--- Start Excerpted records ---

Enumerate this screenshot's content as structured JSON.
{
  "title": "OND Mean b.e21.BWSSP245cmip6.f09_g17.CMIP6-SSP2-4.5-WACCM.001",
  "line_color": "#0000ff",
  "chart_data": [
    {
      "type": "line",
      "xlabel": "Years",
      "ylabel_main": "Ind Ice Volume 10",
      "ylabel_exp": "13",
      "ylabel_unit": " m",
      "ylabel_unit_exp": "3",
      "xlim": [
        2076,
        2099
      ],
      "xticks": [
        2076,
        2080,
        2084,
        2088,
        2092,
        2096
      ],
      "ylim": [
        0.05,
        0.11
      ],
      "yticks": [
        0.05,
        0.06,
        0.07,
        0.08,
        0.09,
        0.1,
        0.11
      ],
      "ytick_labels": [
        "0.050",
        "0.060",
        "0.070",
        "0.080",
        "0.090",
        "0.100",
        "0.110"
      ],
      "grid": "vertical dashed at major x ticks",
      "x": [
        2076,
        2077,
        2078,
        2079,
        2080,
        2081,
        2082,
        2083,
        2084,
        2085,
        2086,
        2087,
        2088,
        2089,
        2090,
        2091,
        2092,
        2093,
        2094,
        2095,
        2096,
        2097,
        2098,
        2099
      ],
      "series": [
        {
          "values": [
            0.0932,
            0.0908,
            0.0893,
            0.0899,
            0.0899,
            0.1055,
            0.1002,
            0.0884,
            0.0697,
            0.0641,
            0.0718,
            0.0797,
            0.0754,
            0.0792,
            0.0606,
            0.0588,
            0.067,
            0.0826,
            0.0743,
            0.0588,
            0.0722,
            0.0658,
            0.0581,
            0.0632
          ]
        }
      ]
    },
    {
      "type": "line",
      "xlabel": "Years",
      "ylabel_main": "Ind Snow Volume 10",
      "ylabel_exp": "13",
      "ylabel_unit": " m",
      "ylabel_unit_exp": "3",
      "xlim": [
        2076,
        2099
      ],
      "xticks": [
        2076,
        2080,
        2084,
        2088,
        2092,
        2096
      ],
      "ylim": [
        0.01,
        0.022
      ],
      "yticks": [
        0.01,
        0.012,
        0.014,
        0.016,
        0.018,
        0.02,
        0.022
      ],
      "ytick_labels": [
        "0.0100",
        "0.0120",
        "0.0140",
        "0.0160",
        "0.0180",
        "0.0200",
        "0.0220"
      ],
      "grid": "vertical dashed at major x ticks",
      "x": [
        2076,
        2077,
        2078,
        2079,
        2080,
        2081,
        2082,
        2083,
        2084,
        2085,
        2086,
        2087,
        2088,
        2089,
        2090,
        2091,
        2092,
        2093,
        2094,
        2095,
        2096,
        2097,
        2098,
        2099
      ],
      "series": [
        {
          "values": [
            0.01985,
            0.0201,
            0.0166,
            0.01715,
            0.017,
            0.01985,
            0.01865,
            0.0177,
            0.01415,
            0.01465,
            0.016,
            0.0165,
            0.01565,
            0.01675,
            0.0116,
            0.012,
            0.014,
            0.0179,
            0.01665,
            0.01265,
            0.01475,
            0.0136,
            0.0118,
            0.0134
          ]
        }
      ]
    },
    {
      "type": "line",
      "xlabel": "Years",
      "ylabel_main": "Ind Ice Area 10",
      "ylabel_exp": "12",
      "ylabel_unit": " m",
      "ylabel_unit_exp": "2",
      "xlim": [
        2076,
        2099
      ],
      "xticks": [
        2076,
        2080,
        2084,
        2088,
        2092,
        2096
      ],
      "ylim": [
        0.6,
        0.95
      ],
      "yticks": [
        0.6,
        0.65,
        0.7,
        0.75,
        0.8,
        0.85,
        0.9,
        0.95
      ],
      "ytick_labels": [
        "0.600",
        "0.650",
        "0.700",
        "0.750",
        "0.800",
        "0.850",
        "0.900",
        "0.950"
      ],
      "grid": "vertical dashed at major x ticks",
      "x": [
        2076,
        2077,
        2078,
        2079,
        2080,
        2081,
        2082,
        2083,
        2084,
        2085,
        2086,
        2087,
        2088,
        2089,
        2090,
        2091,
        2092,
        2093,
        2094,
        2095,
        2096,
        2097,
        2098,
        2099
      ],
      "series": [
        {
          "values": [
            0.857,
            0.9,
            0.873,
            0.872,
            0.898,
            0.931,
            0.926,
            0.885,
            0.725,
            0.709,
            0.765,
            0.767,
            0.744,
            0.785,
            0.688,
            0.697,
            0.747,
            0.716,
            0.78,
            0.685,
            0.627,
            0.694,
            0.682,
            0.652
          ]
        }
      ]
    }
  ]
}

--- End Excerpted records ---

* **Task**:
Search the entries for the word "Volume" and pick out every line that holds it.

* **Solution**:
      "ylabel_main": "Ind Ice Volume 10",
      "ylabel_main": "Ind Snow Volume 10",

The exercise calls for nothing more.